**Your instructions**
Return the listing below unchanged, minus its pictures.
>> Begin
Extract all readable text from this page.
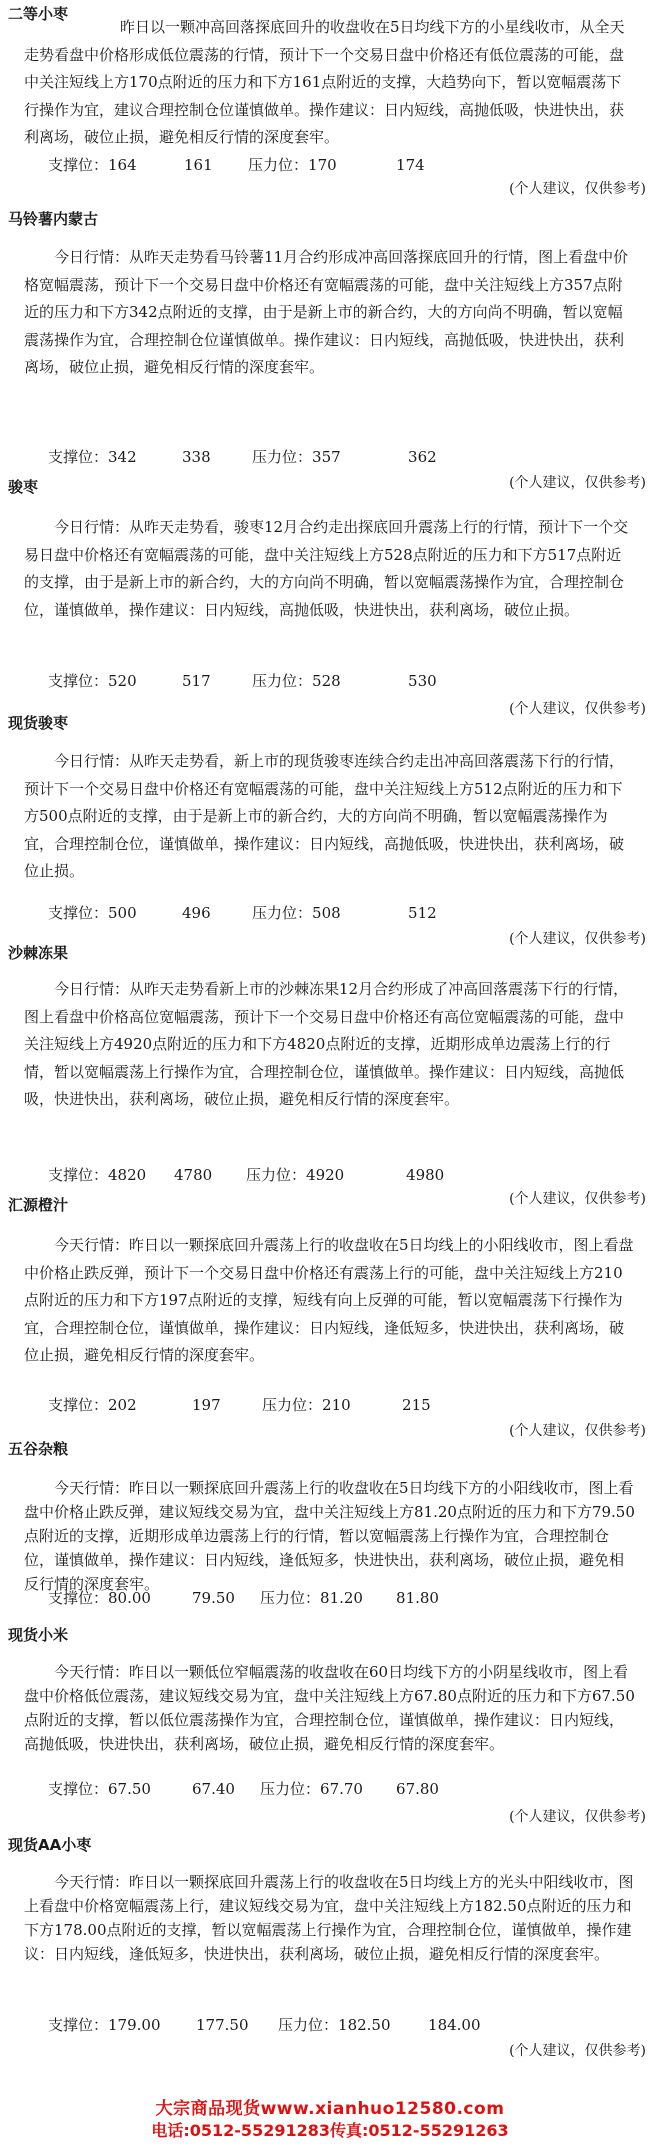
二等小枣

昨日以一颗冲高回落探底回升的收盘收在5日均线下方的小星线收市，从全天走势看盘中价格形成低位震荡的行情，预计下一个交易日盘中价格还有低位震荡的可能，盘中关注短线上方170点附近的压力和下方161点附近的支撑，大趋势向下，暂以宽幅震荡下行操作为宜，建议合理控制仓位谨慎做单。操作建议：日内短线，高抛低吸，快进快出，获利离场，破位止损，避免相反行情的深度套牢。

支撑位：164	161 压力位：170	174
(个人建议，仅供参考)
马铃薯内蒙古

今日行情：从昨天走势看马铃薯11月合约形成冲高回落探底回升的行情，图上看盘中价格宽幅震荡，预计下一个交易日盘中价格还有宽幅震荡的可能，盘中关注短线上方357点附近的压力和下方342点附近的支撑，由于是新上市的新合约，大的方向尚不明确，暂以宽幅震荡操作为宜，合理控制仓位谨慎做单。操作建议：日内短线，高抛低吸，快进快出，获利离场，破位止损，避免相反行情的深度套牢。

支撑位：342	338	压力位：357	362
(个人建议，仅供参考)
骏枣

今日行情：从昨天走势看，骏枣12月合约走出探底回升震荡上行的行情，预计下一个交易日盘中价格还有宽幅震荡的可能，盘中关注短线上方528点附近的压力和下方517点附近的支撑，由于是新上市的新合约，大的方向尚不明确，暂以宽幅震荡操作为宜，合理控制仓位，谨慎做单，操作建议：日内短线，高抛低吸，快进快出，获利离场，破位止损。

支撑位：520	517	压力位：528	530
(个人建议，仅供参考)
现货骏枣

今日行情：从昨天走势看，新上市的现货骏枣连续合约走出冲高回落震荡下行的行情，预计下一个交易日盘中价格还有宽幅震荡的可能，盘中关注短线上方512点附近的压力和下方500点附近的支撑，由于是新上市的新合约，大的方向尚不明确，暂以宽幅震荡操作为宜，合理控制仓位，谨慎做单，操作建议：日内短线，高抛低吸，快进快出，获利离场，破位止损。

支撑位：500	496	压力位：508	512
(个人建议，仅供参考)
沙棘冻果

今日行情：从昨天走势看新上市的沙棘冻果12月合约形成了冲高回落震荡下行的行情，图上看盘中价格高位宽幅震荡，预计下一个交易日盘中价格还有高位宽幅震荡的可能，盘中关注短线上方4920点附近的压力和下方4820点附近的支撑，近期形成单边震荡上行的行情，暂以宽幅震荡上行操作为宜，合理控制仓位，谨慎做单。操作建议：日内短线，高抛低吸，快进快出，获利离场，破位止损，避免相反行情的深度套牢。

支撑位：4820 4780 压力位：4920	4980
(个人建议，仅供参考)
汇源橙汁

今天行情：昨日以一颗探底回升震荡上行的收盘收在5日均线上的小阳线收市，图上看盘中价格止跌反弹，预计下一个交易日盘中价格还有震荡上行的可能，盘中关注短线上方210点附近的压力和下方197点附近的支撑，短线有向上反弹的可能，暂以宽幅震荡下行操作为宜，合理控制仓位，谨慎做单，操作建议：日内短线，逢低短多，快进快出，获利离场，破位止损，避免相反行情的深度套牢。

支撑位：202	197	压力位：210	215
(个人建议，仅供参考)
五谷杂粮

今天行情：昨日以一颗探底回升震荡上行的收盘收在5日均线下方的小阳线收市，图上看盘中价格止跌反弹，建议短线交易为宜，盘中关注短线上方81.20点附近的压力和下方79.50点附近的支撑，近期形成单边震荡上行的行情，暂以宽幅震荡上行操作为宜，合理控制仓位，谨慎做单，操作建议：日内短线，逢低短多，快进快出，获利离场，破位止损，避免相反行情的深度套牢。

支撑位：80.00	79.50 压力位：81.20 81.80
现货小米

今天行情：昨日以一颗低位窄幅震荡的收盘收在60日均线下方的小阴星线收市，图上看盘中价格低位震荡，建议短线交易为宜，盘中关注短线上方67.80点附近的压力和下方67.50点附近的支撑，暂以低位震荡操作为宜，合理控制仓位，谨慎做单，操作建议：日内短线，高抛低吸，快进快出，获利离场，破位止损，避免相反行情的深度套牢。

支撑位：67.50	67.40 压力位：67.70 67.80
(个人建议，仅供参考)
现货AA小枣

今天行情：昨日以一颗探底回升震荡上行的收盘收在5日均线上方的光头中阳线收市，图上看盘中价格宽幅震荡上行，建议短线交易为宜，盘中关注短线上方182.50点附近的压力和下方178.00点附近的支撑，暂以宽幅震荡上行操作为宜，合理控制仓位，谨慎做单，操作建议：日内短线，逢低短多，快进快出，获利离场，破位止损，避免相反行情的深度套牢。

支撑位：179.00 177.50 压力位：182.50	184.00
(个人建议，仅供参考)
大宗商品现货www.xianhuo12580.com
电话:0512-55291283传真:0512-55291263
>> End
**The reply**
Extract all readable text from this page.
二等小枣

昨日以一颗冲高回落探底回升的收盘收在5日均线下方的小星线收市，从全天走势看盘中价格形成低位震荡的行情，预计下一个交易日盘中价格还有低位震荡的可能，盘中关注短线上方170点附近的压力和下方161点附近的支撑，大趋势向下，暂以宽幅震荡下行操作为宜，建议合理控制仓位谨慎做单。操作建议：日内短线，高抛低吸，快进快出，获利离场，破位止损，避免相反行情的深度套牢。

支撑位：164	161 压力位：170	174
(个人建议，仅供参考)
马铃薯内蒙古

今日行情：从昨天走势看马铃薯11月合约形成冲高回落探底回升的行情，图上看盘中价格宽幅震荡，预计下一个交易日盘中价格还有宽幅震荡的可能，盘中关注短线上方357点附近的压力和下方342点附近的支撑，由于是新上市的新合约，大的方向尚不明确，暂以宽幅震荡操作为宜，合理控制仓位谨慎做单。操作建议：日内短线，高抛低吸，快进快出，获利离场，破位止损，避免相反行情的深度套牢。

支撑位：342	338	压力位：357	362
(个人建议，仅供参考)
骏枣

今日行情：从昨天走势看，骏枣12月合约走出探底回升震荡上行的行情，预计下一个交易日盘中价格还有宽幅震荡的可能，盘中关注短线上方528点附近的压力和下方517点附近的支撑，由于是新上市的新合约，大的方向尚不明确，暂以宽幅震荡操作为宜，合理控制仓位，谨慎做单，操作建议：日内短线，高抛低吸，快进快出，获利离场，破位止损。

支撑位：520	517	压力位：528	530
(个人建议，仅供参考)
现货骏枣

今日行情：从昨天走势看，新上市的现货骏枣连续合约走出冲高回落震荡下行的行情，预计下一个交易日盘中价格还有宽幅震荡的可能，盘中关注短线上方512点附近的压力和下方500点附近的支撑，由于是新上市的新合约，大的方向尚不明确，暂以宽幅震荡操作为宜，合理控制仓位，谨慎做单，操作建议：日内短线，高抛低吸，快进快出，获利离场，破位止损。

支撑位：500	496	压力位：508	512
(个人建议，仅供参考)
沙棘冻果

今日行情：从昨天走势看新上市的沙棘冻果12月合约形成了冲高回落震荡下行的行情，图上看盘中价格高位宽幅震荡，预计下一个交易日盘中价格还有高位宽幅震荡的可能，盘中关注短线上方4920点附近的压力和下方4820点附近的支撑，近期形成单边震荡上行的行情，暂以宽幅震荡上行操作为宜，合理控制仓位，谨慎做单。操作建议：日内短线，高抛低吸，快进快出，获利离场，破位止损，避免相反行情的深度套牢。

支撑位：4820 4780 压力位：4920	4980
(个人建议，仅供参考)
汇源橙汁

今天行情：昨日以一颗探底回升震荡上行的收盘收在5日均线上的小阳线收市，图上看盘中价格止跌反弹，预计下一个交易日盘中价格还有震荡上行的可能，盘中关注短线上方210点附近的压力和下方197点附近的支撑，短线有向上反弹的可能，暂以宽幅震荡下行操作为宜，合理控制仓位，谨慎做单，操作建议：日内短线，逢低短多，快进快出，获利离场，破位止损，避免相反行情的深度套牢。

支撑位：202	197	压力位：210	215
(个人建议，仅供参考)
五谷杂粮

今天行情：昨日以一颗探底回升震荡上行的收盘收在5日均线下方的小阳线收市，图上看盘中价格止跌反弹，建议短线交易为宜，盘中关注短线上方81.20点附近的压力和下方79.50点附近的支撑，近期形成单边震荡上行的行情，暂以宽幅震荡上行操作为宜，合理控制仓位，谨慎做单，操作建议：日内短线，逢低短多，快进快出，获利离场，破位止损，避免相反行情的深度套牢。

支撑位：80.00	79.50 压力位：81.20 81.80
现货小米

今天行情：昨日以一颗低位窄幅震荡的收盘收在60日均线下方的小阴星线收市，图上看盘中价格低位震荡，建议短线交易为宜，盘中关注短线上方67.80点附近的压力和下方67.50点附近的支撑，暂以低位震荡操作为宜，合理控制仓位，谨慎做单，操作建议：日内短线，高抛低吸，快进快出，获利离场，破位止损，避免相反行情的深度套牢。

支撑位：67.50	67.40 压力位：67.70 67.80
(个人建议，仅供参考)
现货AA小枣

今天行情：昨日以一颗探底回升震荡上行的收盘收在5日均线上方的光头中阳线收市，图上看盘中价格宽幅震荡上行，建议短线交易为宜，盘中关注短线上方182.50点附近的压力和下方178.00点附近的支撑，暂以宽幅震荡上行操作为宜，合理控制仓位，谨慎做单，操作建议：日内短线，逢低短多，快进快出，获利离场，破位止损，避免相反行情的深度套牢。

支撑位：179.00 177.50 压力位：182.50	184.00
(个人建议，仅供参考)
大宗商品现货www.xianhuo12580.com
电话:0512-55291283传真:0512-55291263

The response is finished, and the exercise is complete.